• _What to produce_: Repeat the lines below exactly as they appear, but leave out the images.

• _Records provided_:
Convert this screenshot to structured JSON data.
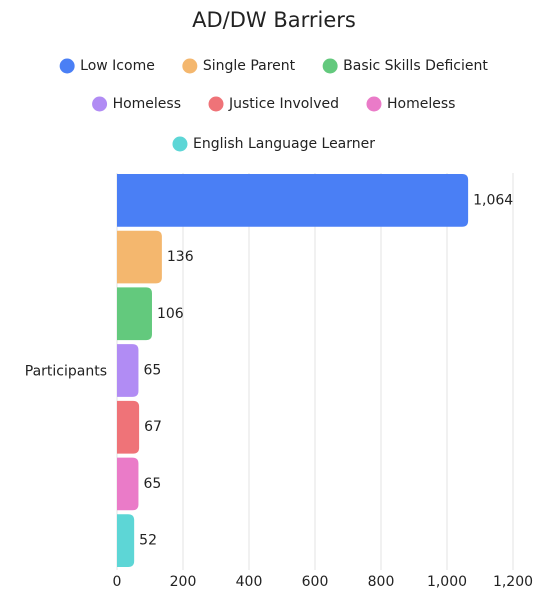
{
  "chart_data": {
    "type": "bar",
    "orientation": "horizontal",
    "title": "AD/DW Barriers",
    "categories": [
      "Participants"
    ],
    "series": [
      {
        "name": "Low Icome",
        "color": "#4a7ff5",
        "values": [
          1064
        ],
        "value_labels": [
          "1,064"
        ]
      },
      {
        "name": "Single Parent",
        "color": "#f4b76e",
        "values": [
          136
        ]
      },
      {
        "name": "Basic Skills Deficient",
        "color": "#63c97d",
        "values": [
          106
        ]
      },
      {
        "name": "Homeless",
        "color": "#b18cf4",
        "values": [
          65
        ]
      },
      {
        "name": "Justice Involved",
        "color": "#ef7378",
        "values": [
          67
        ]
      },
      {
        "name": "Homeless",
        "color": "#ea7bc8",
        "values": [
          65
        ]
      },
      {
        "name": "English Language Learner",
        "color": "#5dd6d6",
        "values": [
          52
        ]
      }
    ],
    "xlim": [
      0,
      1200
    ],
    "xticks": [
      0,
      200,
      400,
      600,
      800,
      {
        "value": 1000,
        "label": "1,000"
      },
      {
        "value": 1200,
        "label": "1,200"
      }
    ],
    "grid": true,
    "legend": "top"
  }
}
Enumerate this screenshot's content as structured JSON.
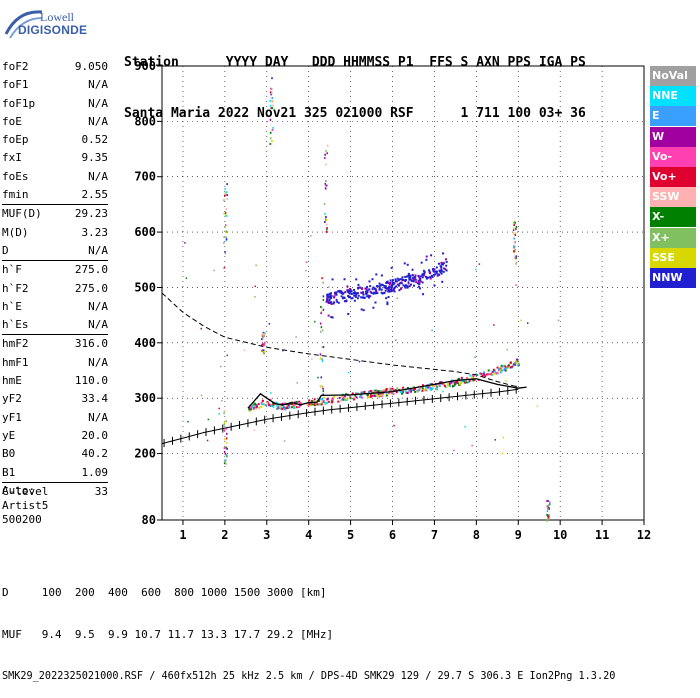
{
  "logo": {
    "line1": "Lowell",
    "line2": "DIGISONDE"
  },
  "header": {
    "labels": "Station      YYYY DAY   DDD HHMMSS P1  FFS S AXN PPS IGA PS",
    "values": "Santa Maria 2022 Nov21 325 021000 RSF      1 711 100 03+ 36"
  },
  "params": {
    "group1": [
      {
        "k": "foF2",
        "v": "9.050"
      },
      {
        "k": "foF1",
        "v": "N/A"
      },
      {
        "k": "foF1p",
        "v": "N/A"
      },
      {
        "k": "foE",
        "v": "N/A"
      },
      {
        "k": "foEp",
        "v": "0.52"
      },
      {
        "k": "fxI",
        "v": "9.35"
      },
      {
        "k": "foEs",
        "v": "N/A"
      },
      {
        "k": "fmin",
        "v": "2.55"
      }
    ],
    "group2": [
      {
        "k": "MUF(D)",
        "v": "29.23"
      },
      {
        "k": "M(D)",
        "v": "3.23"
      },
      {
        "k": "D",
        "v": "N/A"
      }
    ],
    "group3": [
      {
        "k": "h`F",
        "v": "275.0"
      },
      {
        "k": "h`F2",
        "v": "275.0"
      },
      {
        "k": "h`E",
        "v": "N/A"
      },
      {
        "k": "h`Es",
        "v": "N/A"
      }
    ],
    "group4": [
      {
        "k": "hmF2",
        "v": "316.0"
      },
      {
        "k": "hmF1",
        "v": "N/A"
      },
      {
        "k": "hmE",
        "v": "110.0"
      },
      {
        "k": "yF2",
        "v": "33.4"
      },
      {
        "k": "yF1",
        "v": "N/A"
      },
      {
        "k": "yE",
        "v": "20.0"
      },
      {
        "k": "B0",
        "v": "40.2"
      },
      {
        "k": "B1",
        "v": "1.09"
      }
    ],
    "group5": [
      {
        "k": "C-level",
        "v": "33"
      }
    ]
  },
  "auto": {
    "line1": "Auto:",
    "line2": "Artist5",
    "line3": "500200"
  },
  "legend": [
    {
      "label": "NoVal",
      "color": "#a0a0a0"
    },
    {
      "label": "NNE",
      "color": "#00e0ff"
    },
    {
      "label": "E",
      "color": "#3aa0ff"
    },
    {
      "label": "W",
      "color": "#a000a0"
    },
    {
      "label": "Vo-",
      "color": "#ff40b0"
    },
    {
      "label": "Vo+",
      "color": "#e00030"
    },
    {
      "label": "SSW",
      "color": "#ffb0b0"
    },
    {
      "label": "X-",
      "color": "#008000"
    },
    {
      "label": "X+",
      "color": "#80c060"
    },
    {
      "label": "SSE",
      "color": "#d8d800"
    },
    {
      "label": "NNW",
      "color": "#2020d0"
    }
  ],
  "footer": {
    "line1": "D     100  200  400  600  800 1000 1500 3000 [km]",
    "line2": "MUF   9.4  9.5  9.9 10.7 11.7 13.3 17.7 29.2 [MHz]",
    "line3": "SMK29_2022325021000.RSF / 460fx512h 25 kHz 2.5 km / DPS-4D SMK29 129 / 29.7 S 306.3 E Ion2Png 1.3.20"
  },
  "chart_data": {
    "type": "scatter",
    "xlim": [
      0.5,
      12
    ],
    "ylim": [
      80,
      900
    ],
    "x_ticks": [
      1,
      2,
      3,
      4,
      5,
      6,
      7,
      8,
      9,
      10,
      11,
      12
    ],
    "y_ticks": [
      80,
      200,
      300,
      400,
      500,
      600,
      700,
      800,
      900
    ],
    "trace_o_lower": [
      [
        2.55,
        282
      ],
      [
        2.8,
        290
      ],
      [
        3.0,
        296
      ],
      [
        3.3,
        286
      ],
      [
        3.6,
        290
      ],
      [
        4.0,
        293
      ],
      [
        4.4,
        298
      ],
      [
        5.0,
        305
      ],
      [
        6.0,
        314
      ],
      [
        6.5,
        318
      ],
      [
        7.0,
        323
      ],
      [
        7.5,
        330
      ],
      [
        8.0,
        340
      ],
      [
        8.5,
        352
      ],
      [
        9.0,
        368
      ]
    ],
    "trace_upper": [
      [
        4.4,
        480
      ],
      [
        5.0,
        490
      ],
      [
        5.5,
        495
      ],
      [
        6.0,
        505
      ],
      [
        6.5,
        515
      ],
      [
        7.0,
        530
      ],
      [
        7.3,
        545
      ]
    ],
    "profile_solid": [
      [
        2.55,
        282
      ],
      [
        2.7,
        295
      ],
      [
        2.85,
        308
      ],
      [
        3.0,
        300
      ],
      [
        3.2,
        290
      ],
      [
        3.4,
        288
      ],
      [
        3.6,
        292
      ],
      [
        3.8,
        288
      ],
      [
        4.0,
        292
      ],
      [
        4.2,
        293
      ],
      [
        4.3,
        305
      ],
      [
        5.0,
        306
      ],
      [
        6.0,
        312
      ],
      [
        7.0,
        325
      ],
      [
        7.5,
        332
      ],
      [
        8.0,
        335
      ],
      [
        8.5,
        325
      ],
      [
        9.0,
        318
      ],
      [
        9.2,
        320
      ]
    ],
    "profile_dashed": [
      [
        0.5,
        490
      ],
      [
        1.0,
        455
      ],
      [
        1.5,
        430
      ],
      [
        2.0,
        410
      ],
      [
        3.0,
        392
      ],
      [
        4.0,
        380
      ],
      [
        5.0,
        370
      ],
      [
        6.0,
        360
      ],
      [
        7.0,
        352
      ],
      [
        7.5,
        348
      ],
      [
        8.0,
        342
      ],
      [
        8.5,
        330
      ],
      [
        9.0,
        320
      ]
    ],
    "model_line": [
      [
        0.5,
        218
      ],
      [
        1.0,
        228
      ],
      [
        1.5,
        238
      ],
      [
        2.0,
        246
      ],
      [
        2.5,
        254
      ],
      [
        3.0,
        262
      ],
      [
        3.5,
        268
      ],
      [
        4.0,
        274
      ],
      [
        4.5,
        279
      ],
      [
        5.0,
        283
      ],
      [
        5.5,
        287
      ],
      [
        6.0,
        291
      ],
      [
        6.5,
        295
      ],
      [
        7.0,
        299
      ],
      [
        7.5,
        303
      ],
      [
        8.0,
        307
      ],
      [
        8.5,
        311
      ],
      [
        9.0,
        316
      ]
    ]
  }
}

• _Correct answer_:
Convert this screenshot to structured JSON data.
{
  "chart_data": {
    "type": "bar",
    "orientation": "horizontal",
    "title": "AD/DW Barriers",
    "categories": [
      "Participants"
    ],
    "series": [
      {
        "name": "Low Icome",
        "color": "#4a7ff5",
        "values": [
          1064
        ],
        "value_labels": [
          "1,064"
        ]
      },
      {
        "name": "Single Parent",
        "color": "#f4b76e",
        "values": [
          136
        ]
      },
      {
        "name": "Basic Skills Deficient",
        "color": "#63c97d",
        "values": [
          106
        ]
      },
      {
        "name": "Homeless",
        "color": "#b18cf4",
        "values": [
          65
        ]
      },
      {
        "name": "Justice Involved",
        "color": "#ef7378",
        "values": [
          67
        ]
      },
      {
        "name": "Homeless",
        "color": "#ea7bc8",
        "values": [
          65
        ]
      },
      {
        "name": "English Language Learner",
        "color": "#5dd6d6",
        "values": [
          52
        ]
      }
    ],
    "xlim": [
      0,
      1200
    ],
    "xticks": [
      0,
      200,
      400,
      600,
      800,
      {
        "value": 1000,
        "label": "1,000"
      },
      {
        "value": 1200,
        "label": "1,200"
      }
    ],
    "grid": true,
    "legend": "top"
  }
}
Enumerate this screenshot's content as structured JSON.
{
  "logo": {
    "line1": "Lowell",
    "line2": "DIGISONDE"
  },
  "header": {
    "labels": "Station      YYYY DAY   DDD HHMMSS P1  FFS S AXN PPS IGA PS",
    "values": "Santa Maria 2022 Nov21 325 021000 RSF      1 711 100 03+ 36"
  },
  "params": {
    "group1": [
      {
        "k": "foF2",
        "v": "9.050"
      },
      {
        "k": "foF1",
        "v": "N/A"
      },
      {
        "k": "foF1p",
        "v": "N/A"
      },
      {
        "k": "foE",
        "v": "N/A"
      },
      {
        "k": "foEp",
        "v": "0.52"
      },
      {
        "k": "fxI",
        "v": "9.35"
      },
      {
        "k": "foEs",
        "v": "N/A"
      },
      {
        "k": "fmin",
        "v": "2.55"
      }
    ],
    "group2": [
      {
        "k": "MUF(D)",
        "v": "29.23"
      },
      {
        "k": "M(D)",
        "v": "3.23"
      },
      {
        "k": "D",
        "v": "N/A"
      }
    ],
    "group3": [
      {
        "k": "h`F",
        "v": "275.0"
      },
      {
        "k": "h`F2",
        "v": "275.0"
      },
      {
        "k": "h`E",
        "v": "N/A"
      },
      {
        "k": "h`Es",
        "v": "N/A"
      }
    ],
    "group4": [
      {
        "k": "hmF2",
        "v": "316.0"
      },
      {
        "k": "hmF1",
        "v": "N/A"
      },
      {
        "k": "hmE",
        "v": "110.0"
      },
      {
        "k": "yF2",
        "v": "33.4"
      },
      {
        "k": "yF1",
        "v": "N/A"
      },
      {
        "k": "yE",
        "v": "20.0"
      },
      {
        "k": "B0",
        "v": "40.2"
      },
      {
        "k": "B1",
        "v": "1.09"
      }
    ],
    "group5": [
      {
        "k": "C-level",
        "v": "33"
      }
    ]
  },
  "auto": {
    "line1": "Auto:",
    "line2": "Artist5",
    "line3": "500200"
  },
  "legend": [
    {
      "label": "NoVal",
      "color": "#a0a0a0"
    },
    {
      "label": "NNE",
      "color": "#00e0ff"
    },
    {
      "label": "E",
      "color": "#3aa0ff"
    },
    {
      "label": "W",
      "color": "#a000a0"
    },
    {
      "label": "Vo-",
      "color": "#ff40b0"
    },
    {
      "label": "Vo+",
      "color": "#e00030"
    },
    {
      "label": "SSW",
      "color": "#ffb0b0"
    },
    {
      "label": "X-",
      "color": "#008000"
    },
    {
      "label": "X+",
      "color": "#80c060"
    },
    {
      "label": "SSE",
      "color": "#d8d800"
    },
    {
      "label": "NNW",
      "color": "#2020d0"
    }
  ],
  "footer": {
    "line1": "D     100  200  400  600  800 1000 1500 3000 [km]",
    "line2": "MUF   9.4  9.5  9.9 10.7 11.7 13.3 17.7 29.2 [MHz]",
    "line3": "SMK29_2022325021000.RSF / 460fx512h 25 kHz 2.5 km / DPS-4D SMK29 129 / 29.7 S 306.3 E Ion2Png 1.3.20"
  },
  "chart_data": {
    "type": "scatter",
    "xlim": [
      0.5,
      12
    ],
    "ylim": [
      80,
      900
    ],
    "x_ticks": [
      1,
      2,
      3,
      4,
      5,
      6,
      7,
      8,
      9,
      10,
      11,
      12
    ],
    "y_ticks": [
      80,
      200,
      300,
      400,
      500,
      600,
      700,
      800,
      900
    ],
    "trace_o_lower": [
      [
        2.55,
        282
      ],
      [
        2.8,
        290
      ],
      [
        3.0,
        296
      ],
      [
        3.3,
        286
      ],
      [
        3.6,
        290
      ],
      [
        4.0,
        293
      ],
      [
        4.4,
        298
      ],
      [
        5.0,
        305
      ],
      [
        6.0,
        314
      ],
      [
        6.5,
        318
      ],
      [
        7.0,
        323
      ],
      [
        7.5,
        330
      ],
      [
        8.0,
        340
      ],
      [
        8.5,
        352
      ],
      [
        9.0,
        368
      ]
    ],
    "trace_upper": [
      [
        4.4,
        480
      ],
      [
        5.0,
        490
      ],
      [
        5.5,
        495
      ],
      [
        6.0,
        505
      ],
      [
        6.5,
        515
      ],
      [
        7.0,
        530
      ],
      [
        7.3,
        545
      ]
    ],
    "profile_solid": [
      [
        2.55,
        282
      ],
      [
        2.7,
        295
      ],
      [
        2.85,
        308
      ],
      [
        3.0,
        300
      ],
      [
        3.2,
        290
      ],
      [
        3.4,
        288
      ],
      [
        3.6,
        292
      ],
      [
        3.8,
        288
      ],
      [
        4.0,
        292
      ],
      [
        4.2,
        293
      ],
      [
        4.3,
        305
      ],
      [
        5.0,
        306
      ],
      [
        6.0,
        312
      ],
      [
        7.0,
        325
      ],
      [
        7.5,
        332
      ],
      [
        8.0,
        335
      ],
      [
        8.5,
        325
      ],
      [
        9.0,
        318
      ],
      [
        9.2,
        320
      ]
    ],
    "profile_dashed": [
      [
        0.5,
        490
      ],
      [
        1.0,
        455
      ],
      [
        1.5,
        430
      ],
      [
        2.0,
        410
      ],
      [
        3.0,
        392
      ],
      [
        4.0,
        380
      ],
      [
        5.0,
        370
      ],
      [
        6.0,
        360
      ],
      [
        7.0,
        352
      ],
      [
        7.5,
        348
      ],
      [
        8.0,
        342
      ],
      [
        8.5,
        330
      ],
      [
        9.0,
        320
      ]
    ],
    "model_line": [
      [
        0.5,
        218
      ],
      [
        1.0,
        228
      ],
      [
        1.5,
        238
      ],
      [
        2.0,
        246
      ],
      [
        2.5,
        254
      ],
      [
        3.0,
        262
      ],
      [
        3.5,
        268
      ],
      [
        4.0,
        274
      ],
      [
        4.5,
        279
      ],
      [
        5.0,
        283
      ],
      [
        5.5,
        287
      ],
      [
        6.0,
        291
      ],
      [
        6.5,
        295
      ],
      [
        7.0,
        299
      ],
      [
        7.5,
        303
      ],
      [
        8.0,
        307
      ],
      [
        8.5,
        311
      ],
      [
        9.0,
        316
      ]
    ]
  }
}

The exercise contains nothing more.